Collect each line of the entries that holds the string "ymax".

Dataset records on visual material
━━━━━━━━━━━━━━━━━━━━
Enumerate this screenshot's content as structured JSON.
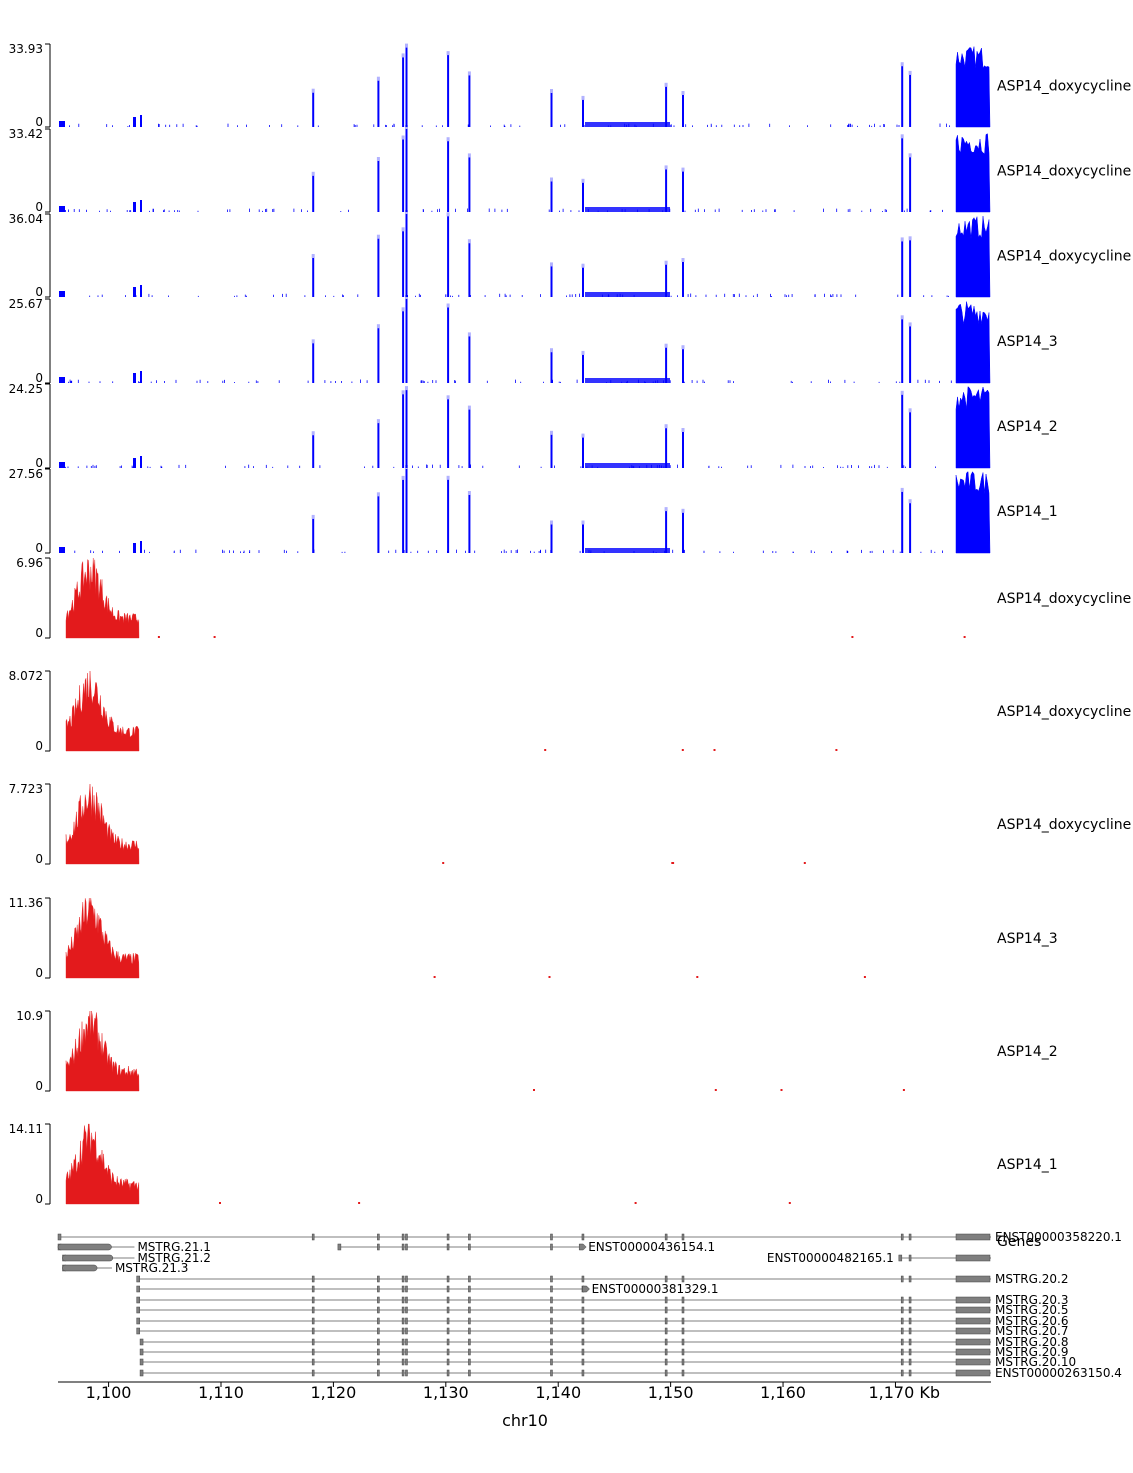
{
  "chart_data": {
    "type": "genome-tracks",
    "region_label": "chr10",
    "x_unit": "Kb",
    "xlim_kb": [
      1095.5,
      1178.5
    ],
    "x_ticks": [
      1100,
      1110,
      1120,
      1130,
      1140,
      1150,
      1160,
      1170
    ],
    "x_tick_labels": [
      "1,100",
      "1,110",
      "1,120",
      "1,130",
      "1,140",
      "1,150",
      "1,160",
      "1,170 Kb"
    ],
    "colors": {
      "rna": "#0000ff",
      "signal": "#e31a1c",
      "gene": "#7f7f7f"
    },
    "blue_exon_peaks_kb": [
      {
        "x": 1118.2,
        "h": 0.42
      },
      {
        "x": 1124.0,
        "h": 0.62
      },
      {
        "x": 1126.2,
        "h": 0.8
      },
      {
        "x": 1126.5,
        "h": 0.95
      },
      {
        "x": 1130.2,
        "h": 0.85
      },
      {
        "x": 1132.1,
        "h": 0.62
      },
      {
        "x": 1139.4,
        "h": 0.38
      },
      {
        "x": 1142.2,
        "h": 0.34
      },
      {
        "x": 1149.6,
        "h": 0.45
      },
      {
        "x": 1151.1,
        "h": 0.45
      },
      {
        "x": 1170.6,
        "h": 0.78
      },
      {
        "x": 1171.3,
        "h": 0.62
      }
    ],
    "tracks": [
      {
        "label": "ASP14_doxycycline",
        "ymax": "33.93",
        "ymin": "0",
        "series": "rna"
      },
      {
        "label": "ASP14_doxycycline",
        "ymax": "33.42",
        "ymin": "0",
        "series": "rna"
      },
      {
        "label": "ASP14_doxycycline",
        "ymax": "36.04",
        "ymin": "0",
        "series": "rna"
      },
      {
        "label": "ASP14_3",
        "ymax": "25.67",
        "ymin": "0",
        "series": "rna"
      },
      {
        "label": "ASP14_2",
        "ymax": "24.25",
        "ymin": "0",
        "series": "rna"
      },
      {
        "label": "ASP14_1",
        "ymax": "27.56",
        "ymin": "0",
        "series": "rna"
      },
      {
        "label": "ASP14_doxycycline",
        "ymax": "6.96",
        "ymin": "0",
        "series": "signal"
      },
      {
        "label": "ASP14_doxycycline",
        "ymax": "8.072",
        "ymin": "0",
        "series": "signal"
      },
      {
        "label": "ASP14_doxycycline",
        "ymax": "7.723",
        "ymin": "0",
        "series": "signal"
      },
      {
        "label": "ASP14_3",
        "ymax": "11.36",
        "ymin": "0",
        "series": "signal"
      },
      {
        "label": "ASP14_2",
        "ymax": "10.9",
        "ymin": "0",
        "series": "signal"
      },
      {
        "label": "ASP14_1",
        "ymax": "14.11",
        "ymin": "0",
        "series": "signal"
      }
    ],
    "genes_track_label": "Genes",
    "transcripts": [
      {
        "name": "ENST00000358220.1",
        "start": 1095.5,
        "end": 1178.5,
        "name_side": "right"
      },
      {
        "name": "ENST00000436154.1",
        "start": 1120.4,
        "end": 1142.4,
        "name_side": "after"
      },
      {
        "name": "MSTRG.21.1",
        "start": 1095.5,
        "end": 1102.3,
        "name_side": "after"
      },
      {
        "name": "MSTRG.21.2",
        "start": 1095.9,
        "end": 1102.3,
        "name_side": "after"
      },
      {
        "name": "ENST00000482165.1",
        "start": 1170.3,
        "end": 1178.5,
        "name_side": "before"
      },
      {
        "name": "MSTRG.21.3",
        "start": 1095.9,
        "end": 1100.3,
        "name_side": "after"
      },
      {
        "name": "MSTRG.20.2",
        "start": 1102.5,
        "end": 1178.5,
        "name_side": "right"
      },
      {
        "name": "ENST00000381329.1",
        "start": 1102.5,
        "end": 1142.7,
        "name_side": "after"
      },
      {
        "name": "MSTRG.20.3",
        "start": 1102.5,
        "end": 1178.5,
        "name_side": "right"
      },
      {
        "name": "MSTRG.20.5",
        "start": 1102.5,
        "end": 1178.5,
        "name_side": "right"
      },
      {
        "name": "MSTRG.20.6",
        "start": 1102.5,
        "end": 1178.5,
        "name_side": "right"
      },
      {
        "name": "MSTRG.20.7",
        "start": 1102.5,
        "end": 1178.5,
        "name_side": "right"
      },
      {
        "name": "MSTRG.20.8",
        "start": 1102.8,
        "end": 1178.5,
        "name_side": "right"
      },
      {
        "name": "MSTRG.20.9",
        "start": 1102.8,
        "end": 1178.5,
        "name_side": "right"
      },
      {
        "name": "MSTRG.20.10",
        "start": 1102.8,
        "end": 1178.5,
        "name_side": "right"
      },
      {
        "name": "ENST00000263150.4",
        "start": 1102.8,
        "end": 1178.5,
        "name_side": "right"
      }
    ]
  }
}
━━━━━━━━━━━━━━━━━━━━
> Answer area
        "ymax": "33.93",
        "ymax": "33.42",
        "ymax": "36.04",
        "ymax": "25.67",
        "ymax": "24.25",
        "ymax": "27.56",
        "ymax": "6.96",
        "ymax": "8.072",
        "ymax": "7.723",
        "ymax": "11.36",
        "ymax": "10.9",
        "ymax": "14.11",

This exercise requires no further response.